→ **Task description**
Of the lines in these entries, how many contain the string "Макс"? Give the number and nothing else.

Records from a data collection
'''

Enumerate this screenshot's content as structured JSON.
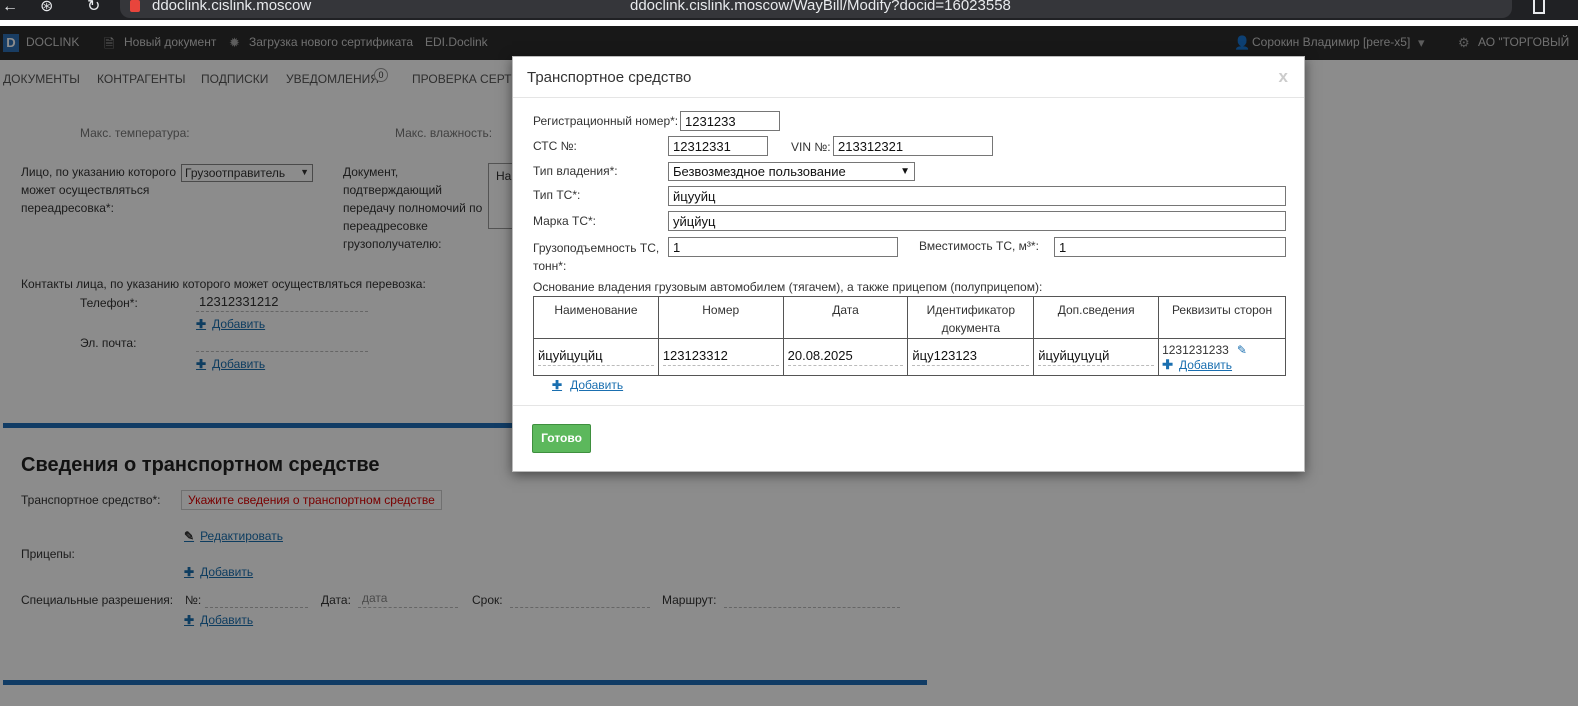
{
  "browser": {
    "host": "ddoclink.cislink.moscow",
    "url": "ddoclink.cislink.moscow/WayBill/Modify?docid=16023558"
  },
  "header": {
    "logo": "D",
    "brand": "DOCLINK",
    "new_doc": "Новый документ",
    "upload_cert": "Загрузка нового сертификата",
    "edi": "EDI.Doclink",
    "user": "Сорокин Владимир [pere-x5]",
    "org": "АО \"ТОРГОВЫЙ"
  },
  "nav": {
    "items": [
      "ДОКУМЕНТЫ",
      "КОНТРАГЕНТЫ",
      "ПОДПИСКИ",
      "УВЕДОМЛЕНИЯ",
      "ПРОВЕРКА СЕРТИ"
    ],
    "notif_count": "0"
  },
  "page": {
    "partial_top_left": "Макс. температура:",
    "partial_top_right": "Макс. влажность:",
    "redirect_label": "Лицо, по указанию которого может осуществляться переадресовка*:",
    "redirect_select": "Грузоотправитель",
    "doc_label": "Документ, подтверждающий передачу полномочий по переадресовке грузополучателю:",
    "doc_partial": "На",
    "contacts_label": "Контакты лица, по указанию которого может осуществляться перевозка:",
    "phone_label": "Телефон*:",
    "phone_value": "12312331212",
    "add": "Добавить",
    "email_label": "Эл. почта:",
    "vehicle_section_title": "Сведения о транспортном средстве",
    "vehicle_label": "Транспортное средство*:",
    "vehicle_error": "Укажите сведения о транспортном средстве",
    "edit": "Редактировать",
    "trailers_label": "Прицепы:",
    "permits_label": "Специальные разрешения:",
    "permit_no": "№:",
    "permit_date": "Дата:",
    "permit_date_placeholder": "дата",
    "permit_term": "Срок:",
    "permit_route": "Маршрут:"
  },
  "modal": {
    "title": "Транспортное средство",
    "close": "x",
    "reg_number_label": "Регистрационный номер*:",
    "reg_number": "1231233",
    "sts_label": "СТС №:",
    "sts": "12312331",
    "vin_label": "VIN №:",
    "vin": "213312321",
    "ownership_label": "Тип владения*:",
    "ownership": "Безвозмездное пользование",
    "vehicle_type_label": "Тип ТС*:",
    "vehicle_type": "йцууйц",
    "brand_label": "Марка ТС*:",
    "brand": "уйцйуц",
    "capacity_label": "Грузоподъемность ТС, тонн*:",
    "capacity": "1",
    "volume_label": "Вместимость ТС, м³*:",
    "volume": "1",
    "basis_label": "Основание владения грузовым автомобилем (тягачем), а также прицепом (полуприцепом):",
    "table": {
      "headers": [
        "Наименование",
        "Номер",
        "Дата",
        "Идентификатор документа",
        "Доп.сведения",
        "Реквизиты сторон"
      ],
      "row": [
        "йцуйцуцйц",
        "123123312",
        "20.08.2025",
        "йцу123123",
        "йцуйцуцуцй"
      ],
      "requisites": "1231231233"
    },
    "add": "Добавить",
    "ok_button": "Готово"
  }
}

'''
'''

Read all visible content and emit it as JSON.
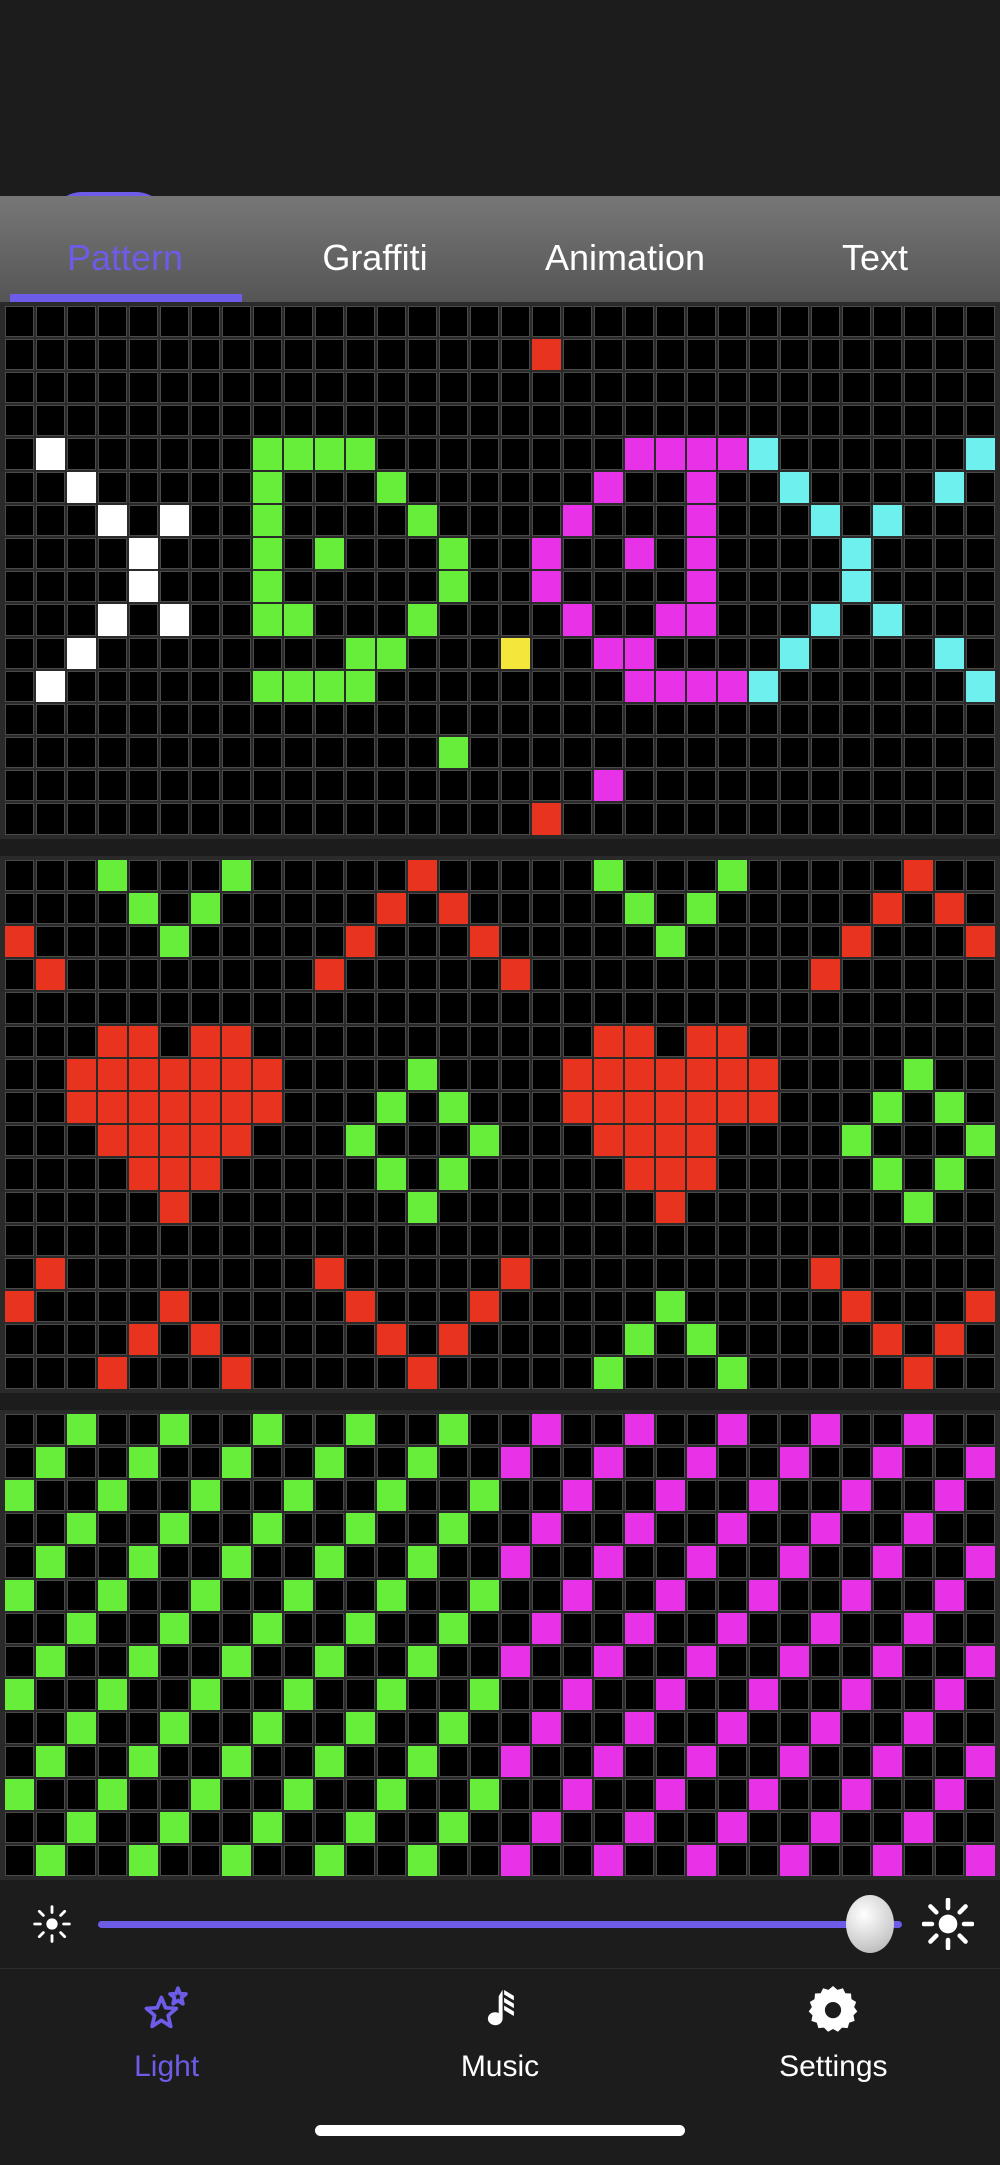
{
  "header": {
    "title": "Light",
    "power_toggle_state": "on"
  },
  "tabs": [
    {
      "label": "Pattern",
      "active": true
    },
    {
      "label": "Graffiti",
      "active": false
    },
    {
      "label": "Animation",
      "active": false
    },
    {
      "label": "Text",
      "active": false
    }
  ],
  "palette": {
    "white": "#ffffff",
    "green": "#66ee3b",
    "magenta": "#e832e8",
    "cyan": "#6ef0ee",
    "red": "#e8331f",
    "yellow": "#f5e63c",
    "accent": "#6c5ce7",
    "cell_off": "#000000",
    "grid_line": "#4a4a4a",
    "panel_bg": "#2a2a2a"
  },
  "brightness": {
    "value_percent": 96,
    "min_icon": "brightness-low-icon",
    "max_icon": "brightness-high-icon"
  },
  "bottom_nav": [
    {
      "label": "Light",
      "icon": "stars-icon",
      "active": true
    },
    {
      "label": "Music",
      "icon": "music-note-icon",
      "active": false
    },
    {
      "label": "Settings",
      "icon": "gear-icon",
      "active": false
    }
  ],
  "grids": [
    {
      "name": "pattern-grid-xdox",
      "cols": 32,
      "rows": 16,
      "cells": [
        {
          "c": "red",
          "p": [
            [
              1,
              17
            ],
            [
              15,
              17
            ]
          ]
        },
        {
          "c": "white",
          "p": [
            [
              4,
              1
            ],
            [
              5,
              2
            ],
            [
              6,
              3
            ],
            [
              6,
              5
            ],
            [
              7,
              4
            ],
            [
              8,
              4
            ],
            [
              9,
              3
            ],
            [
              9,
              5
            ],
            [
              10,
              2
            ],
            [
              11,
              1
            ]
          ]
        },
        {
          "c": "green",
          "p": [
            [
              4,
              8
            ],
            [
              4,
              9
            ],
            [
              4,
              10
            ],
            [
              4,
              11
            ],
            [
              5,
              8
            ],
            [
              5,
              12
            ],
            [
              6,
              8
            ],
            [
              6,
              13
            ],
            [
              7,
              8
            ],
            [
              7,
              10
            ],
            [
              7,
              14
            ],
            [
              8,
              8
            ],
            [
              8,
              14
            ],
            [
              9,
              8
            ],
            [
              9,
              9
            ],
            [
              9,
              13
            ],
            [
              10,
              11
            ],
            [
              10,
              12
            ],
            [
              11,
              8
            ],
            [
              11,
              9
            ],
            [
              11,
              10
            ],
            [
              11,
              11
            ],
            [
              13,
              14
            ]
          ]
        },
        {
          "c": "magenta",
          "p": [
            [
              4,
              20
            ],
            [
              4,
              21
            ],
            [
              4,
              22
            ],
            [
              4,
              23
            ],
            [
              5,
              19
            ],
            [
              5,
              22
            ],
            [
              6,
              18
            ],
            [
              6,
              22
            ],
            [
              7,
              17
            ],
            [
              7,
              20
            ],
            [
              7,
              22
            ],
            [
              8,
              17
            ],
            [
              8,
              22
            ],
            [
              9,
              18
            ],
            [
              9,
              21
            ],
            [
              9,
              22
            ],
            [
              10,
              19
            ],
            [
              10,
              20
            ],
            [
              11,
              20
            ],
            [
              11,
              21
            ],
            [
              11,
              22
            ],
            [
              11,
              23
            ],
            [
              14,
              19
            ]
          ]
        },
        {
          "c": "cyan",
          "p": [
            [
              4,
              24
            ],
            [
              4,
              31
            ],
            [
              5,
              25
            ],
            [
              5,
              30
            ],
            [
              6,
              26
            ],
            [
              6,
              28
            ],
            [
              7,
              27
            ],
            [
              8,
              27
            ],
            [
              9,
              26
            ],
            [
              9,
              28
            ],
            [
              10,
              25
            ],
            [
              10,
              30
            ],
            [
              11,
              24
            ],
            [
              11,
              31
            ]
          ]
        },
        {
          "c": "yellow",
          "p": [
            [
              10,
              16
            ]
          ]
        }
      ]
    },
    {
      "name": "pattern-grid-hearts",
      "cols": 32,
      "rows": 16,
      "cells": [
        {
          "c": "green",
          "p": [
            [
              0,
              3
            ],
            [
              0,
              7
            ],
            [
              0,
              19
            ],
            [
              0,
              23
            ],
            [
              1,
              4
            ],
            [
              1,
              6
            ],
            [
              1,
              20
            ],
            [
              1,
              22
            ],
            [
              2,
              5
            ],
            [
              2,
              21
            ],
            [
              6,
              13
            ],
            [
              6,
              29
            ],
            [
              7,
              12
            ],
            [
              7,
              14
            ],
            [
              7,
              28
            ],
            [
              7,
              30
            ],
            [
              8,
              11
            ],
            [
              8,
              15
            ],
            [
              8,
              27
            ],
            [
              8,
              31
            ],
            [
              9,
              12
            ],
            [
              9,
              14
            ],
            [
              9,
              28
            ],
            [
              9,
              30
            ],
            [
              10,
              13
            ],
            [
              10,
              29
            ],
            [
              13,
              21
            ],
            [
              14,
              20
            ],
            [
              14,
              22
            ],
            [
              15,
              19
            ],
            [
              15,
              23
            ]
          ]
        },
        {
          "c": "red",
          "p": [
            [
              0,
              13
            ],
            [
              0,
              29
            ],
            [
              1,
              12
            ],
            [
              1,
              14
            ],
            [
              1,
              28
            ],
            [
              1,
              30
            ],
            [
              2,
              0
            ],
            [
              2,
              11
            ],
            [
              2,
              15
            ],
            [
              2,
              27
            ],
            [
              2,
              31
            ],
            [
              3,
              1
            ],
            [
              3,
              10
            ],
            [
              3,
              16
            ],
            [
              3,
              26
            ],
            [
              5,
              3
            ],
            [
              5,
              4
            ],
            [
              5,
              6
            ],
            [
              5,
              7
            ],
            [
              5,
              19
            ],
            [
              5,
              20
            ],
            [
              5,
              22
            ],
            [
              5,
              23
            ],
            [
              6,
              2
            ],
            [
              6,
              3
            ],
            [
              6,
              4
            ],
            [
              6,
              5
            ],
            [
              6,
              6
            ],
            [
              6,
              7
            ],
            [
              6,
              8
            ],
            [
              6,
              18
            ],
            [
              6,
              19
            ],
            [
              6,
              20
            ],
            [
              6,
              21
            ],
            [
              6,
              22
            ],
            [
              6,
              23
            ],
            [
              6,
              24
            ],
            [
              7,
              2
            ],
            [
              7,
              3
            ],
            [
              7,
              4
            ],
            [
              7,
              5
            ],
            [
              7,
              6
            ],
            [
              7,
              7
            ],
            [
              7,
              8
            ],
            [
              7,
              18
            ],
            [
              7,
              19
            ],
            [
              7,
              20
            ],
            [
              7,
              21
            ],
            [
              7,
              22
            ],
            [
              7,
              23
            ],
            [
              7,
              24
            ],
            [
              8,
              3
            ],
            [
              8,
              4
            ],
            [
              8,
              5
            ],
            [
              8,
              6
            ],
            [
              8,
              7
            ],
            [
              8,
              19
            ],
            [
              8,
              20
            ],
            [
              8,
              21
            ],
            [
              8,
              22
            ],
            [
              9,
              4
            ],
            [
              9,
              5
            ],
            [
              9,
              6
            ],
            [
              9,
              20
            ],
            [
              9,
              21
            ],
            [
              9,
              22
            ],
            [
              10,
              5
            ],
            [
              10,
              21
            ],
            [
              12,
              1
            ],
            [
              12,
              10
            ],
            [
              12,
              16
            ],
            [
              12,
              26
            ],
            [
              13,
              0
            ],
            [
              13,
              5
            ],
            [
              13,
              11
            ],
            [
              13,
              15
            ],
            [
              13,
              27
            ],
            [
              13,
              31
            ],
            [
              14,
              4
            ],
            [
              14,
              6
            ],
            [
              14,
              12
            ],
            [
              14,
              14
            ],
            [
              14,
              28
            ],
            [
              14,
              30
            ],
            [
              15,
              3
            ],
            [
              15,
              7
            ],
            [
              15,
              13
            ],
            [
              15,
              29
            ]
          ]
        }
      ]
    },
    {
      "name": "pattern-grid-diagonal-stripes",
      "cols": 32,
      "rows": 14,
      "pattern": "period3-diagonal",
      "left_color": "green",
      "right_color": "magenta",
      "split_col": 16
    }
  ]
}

'''

→ **Solution to the exercise**
2